EXERCISE DESCRIPTION — Scan the records and identify every line in which the string "your" occurs, then return those lines.

MATERIAL SHOWN —
■ ■ ■ ■ ■ ■ ■
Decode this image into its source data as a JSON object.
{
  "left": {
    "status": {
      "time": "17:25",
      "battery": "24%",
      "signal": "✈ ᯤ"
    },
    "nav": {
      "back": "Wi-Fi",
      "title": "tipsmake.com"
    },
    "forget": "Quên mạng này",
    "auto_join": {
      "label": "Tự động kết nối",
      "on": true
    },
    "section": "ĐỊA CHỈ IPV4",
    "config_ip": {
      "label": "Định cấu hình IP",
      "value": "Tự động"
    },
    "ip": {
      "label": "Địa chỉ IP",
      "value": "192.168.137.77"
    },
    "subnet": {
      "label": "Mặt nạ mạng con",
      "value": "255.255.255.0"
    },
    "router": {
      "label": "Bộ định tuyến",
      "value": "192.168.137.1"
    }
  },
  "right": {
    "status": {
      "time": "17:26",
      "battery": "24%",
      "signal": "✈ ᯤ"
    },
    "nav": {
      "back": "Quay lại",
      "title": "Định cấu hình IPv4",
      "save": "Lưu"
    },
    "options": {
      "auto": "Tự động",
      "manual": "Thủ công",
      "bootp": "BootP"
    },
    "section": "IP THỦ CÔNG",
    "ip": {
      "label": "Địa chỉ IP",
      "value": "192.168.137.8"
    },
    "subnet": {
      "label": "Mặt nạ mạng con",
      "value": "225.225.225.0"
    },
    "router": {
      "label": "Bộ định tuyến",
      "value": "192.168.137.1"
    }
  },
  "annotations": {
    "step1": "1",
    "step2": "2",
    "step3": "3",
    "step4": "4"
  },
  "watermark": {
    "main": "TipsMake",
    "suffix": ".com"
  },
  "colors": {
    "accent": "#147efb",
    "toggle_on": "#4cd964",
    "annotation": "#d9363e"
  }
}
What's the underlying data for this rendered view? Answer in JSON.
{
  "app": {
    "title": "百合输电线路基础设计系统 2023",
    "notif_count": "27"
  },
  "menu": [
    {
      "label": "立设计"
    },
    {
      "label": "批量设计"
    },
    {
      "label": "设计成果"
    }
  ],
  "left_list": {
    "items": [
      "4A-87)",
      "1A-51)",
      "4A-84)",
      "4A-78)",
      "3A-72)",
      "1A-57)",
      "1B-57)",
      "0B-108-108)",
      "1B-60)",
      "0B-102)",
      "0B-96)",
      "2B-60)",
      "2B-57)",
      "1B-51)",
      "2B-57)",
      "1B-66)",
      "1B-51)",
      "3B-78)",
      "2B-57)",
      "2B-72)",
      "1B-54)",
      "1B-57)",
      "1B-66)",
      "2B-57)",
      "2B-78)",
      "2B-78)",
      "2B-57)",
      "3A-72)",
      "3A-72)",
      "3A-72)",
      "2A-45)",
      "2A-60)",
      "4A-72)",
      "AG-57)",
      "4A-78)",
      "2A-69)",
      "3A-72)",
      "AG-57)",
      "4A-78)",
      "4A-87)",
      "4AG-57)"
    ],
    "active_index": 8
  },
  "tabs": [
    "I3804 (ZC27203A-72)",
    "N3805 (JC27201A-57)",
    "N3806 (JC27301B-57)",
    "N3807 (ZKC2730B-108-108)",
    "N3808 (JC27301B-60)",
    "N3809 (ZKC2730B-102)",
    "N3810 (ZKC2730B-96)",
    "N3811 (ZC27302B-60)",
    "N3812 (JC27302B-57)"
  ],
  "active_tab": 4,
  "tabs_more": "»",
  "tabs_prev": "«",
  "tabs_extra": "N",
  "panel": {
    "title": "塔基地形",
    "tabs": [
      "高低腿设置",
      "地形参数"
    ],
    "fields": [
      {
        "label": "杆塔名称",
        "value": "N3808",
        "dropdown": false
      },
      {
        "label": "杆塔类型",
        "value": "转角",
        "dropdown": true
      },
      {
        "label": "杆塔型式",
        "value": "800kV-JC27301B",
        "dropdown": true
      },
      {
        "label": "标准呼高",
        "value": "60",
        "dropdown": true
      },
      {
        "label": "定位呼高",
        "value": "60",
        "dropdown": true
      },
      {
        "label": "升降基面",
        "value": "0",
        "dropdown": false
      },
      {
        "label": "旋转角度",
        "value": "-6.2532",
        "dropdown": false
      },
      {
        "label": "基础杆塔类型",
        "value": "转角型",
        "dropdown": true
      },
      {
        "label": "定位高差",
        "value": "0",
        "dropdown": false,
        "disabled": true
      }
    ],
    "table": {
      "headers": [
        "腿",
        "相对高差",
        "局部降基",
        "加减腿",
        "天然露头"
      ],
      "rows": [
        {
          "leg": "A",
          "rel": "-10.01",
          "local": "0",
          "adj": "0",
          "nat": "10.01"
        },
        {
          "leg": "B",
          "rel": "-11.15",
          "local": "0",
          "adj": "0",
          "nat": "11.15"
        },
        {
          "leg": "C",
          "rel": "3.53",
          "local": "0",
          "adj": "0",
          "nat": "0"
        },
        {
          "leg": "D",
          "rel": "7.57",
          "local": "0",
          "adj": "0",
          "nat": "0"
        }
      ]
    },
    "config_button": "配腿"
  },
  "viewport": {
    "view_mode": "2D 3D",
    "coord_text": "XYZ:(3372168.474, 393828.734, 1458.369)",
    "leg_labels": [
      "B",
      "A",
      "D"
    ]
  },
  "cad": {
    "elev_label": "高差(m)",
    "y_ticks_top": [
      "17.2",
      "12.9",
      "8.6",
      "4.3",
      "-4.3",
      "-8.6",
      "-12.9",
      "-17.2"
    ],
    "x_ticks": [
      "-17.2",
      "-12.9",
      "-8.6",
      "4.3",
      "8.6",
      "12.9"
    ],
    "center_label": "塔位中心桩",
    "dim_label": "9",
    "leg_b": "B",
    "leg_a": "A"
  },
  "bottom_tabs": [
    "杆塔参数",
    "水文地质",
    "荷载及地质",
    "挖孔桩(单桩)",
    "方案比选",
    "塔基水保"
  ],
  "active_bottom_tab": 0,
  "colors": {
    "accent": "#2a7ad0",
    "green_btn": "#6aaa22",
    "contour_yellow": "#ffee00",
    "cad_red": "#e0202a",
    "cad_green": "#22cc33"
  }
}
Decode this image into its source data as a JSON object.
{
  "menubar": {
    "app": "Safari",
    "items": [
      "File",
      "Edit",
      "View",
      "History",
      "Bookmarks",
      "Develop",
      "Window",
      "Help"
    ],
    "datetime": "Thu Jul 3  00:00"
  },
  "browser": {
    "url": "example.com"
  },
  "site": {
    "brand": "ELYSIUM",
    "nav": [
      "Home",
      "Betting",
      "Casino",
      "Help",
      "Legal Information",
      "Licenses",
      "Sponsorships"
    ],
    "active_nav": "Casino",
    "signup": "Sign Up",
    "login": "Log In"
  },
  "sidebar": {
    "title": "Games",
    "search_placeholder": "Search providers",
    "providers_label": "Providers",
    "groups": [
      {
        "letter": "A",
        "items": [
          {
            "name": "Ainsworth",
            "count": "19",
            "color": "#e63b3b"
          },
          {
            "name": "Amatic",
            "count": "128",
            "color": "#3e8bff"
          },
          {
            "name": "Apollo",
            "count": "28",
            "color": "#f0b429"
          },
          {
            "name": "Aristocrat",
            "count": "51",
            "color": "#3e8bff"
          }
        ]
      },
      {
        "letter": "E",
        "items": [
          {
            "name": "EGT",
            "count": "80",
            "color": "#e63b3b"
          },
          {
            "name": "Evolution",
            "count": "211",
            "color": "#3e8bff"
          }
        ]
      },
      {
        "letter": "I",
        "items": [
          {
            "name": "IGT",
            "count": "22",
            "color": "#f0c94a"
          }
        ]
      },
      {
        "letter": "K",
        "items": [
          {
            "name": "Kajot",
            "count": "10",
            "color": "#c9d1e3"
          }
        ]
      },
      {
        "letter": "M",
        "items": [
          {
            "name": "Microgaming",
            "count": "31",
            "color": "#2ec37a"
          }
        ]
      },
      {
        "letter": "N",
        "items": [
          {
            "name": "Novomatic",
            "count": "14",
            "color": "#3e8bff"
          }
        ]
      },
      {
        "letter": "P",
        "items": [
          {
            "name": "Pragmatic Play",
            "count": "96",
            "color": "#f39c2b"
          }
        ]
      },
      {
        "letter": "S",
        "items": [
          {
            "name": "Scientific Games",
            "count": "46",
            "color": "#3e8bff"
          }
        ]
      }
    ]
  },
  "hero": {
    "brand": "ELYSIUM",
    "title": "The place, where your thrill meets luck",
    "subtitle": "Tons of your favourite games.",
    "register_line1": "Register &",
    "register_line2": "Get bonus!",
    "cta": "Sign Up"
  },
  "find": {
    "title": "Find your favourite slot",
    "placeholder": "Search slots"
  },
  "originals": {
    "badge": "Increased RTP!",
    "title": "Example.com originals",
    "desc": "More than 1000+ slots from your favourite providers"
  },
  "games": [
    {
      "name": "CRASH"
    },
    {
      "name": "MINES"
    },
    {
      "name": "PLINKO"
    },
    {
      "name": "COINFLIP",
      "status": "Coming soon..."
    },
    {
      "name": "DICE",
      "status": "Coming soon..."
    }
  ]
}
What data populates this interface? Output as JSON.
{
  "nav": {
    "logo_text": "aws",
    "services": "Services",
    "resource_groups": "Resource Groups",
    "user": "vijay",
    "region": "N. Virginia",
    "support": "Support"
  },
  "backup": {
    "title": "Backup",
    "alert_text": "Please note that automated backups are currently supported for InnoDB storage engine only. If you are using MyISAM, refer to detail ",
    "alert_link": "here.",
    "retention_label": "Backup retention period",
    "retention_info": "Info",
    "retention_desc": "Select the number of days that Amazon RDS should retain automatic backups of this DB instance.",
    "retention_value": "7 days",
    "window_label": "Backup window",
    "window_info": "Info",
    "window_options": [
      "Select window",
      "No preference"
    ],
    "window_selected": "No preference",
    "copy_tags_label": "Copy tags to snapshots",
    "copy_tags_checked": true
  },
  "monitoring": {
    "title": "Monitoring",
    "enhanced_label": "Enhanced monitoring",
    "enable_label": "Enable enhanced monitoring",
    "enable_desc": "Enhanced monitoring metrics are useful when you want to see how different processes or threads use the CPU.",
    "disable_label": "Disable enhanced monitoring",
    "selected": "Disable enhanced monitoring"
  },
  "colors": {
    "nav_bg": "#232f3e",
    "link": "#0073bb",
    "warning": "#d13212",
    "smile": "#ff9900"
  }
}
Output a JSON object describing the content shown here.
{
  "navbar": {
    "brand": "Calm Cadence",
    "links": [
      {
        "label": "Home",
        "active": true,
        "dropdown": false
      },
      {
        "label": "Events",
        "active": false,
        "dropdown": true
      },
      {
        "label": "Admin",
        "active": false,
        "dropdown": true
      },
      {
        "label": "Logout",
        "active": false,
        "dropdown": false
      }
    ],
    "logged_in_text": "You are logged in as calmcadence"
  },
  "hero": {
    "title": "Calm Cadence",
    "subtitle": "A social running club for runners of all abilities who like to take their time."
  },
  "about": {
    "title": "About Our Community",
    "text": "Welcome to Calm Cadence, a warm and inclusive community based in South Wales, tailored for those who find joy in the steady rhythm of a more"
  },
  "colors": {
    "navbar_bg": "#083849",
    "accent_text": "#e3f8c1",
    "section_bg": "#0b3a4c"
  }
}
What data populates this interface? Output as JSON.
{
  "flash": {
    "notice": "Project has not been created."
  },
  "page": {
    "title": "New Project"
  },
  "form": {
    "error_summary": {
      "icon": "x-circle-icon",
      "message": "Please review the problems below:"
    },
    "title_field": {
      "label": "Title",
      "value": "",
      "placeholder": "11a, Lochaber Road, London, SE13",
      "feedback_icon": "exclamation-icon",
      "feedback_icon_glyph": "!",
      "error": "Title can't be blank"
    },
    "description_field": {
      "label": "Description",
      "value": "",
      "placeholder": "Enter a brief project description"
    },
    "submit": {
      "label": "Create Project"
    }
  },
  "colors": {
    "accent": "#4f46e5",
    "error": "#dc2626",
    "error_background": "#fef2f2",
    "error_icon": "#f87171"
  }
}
■ ■ ■ ■ ■ ■ ■
ANSWER TO THE PROBLEM —
    "title": "The place, where your thrill meets luck",
    "subtitle": "Tons of your favourite games.",
    "title": "Find your favourite slot",
    "desc": "More than 1000+ slots from your favourite providers"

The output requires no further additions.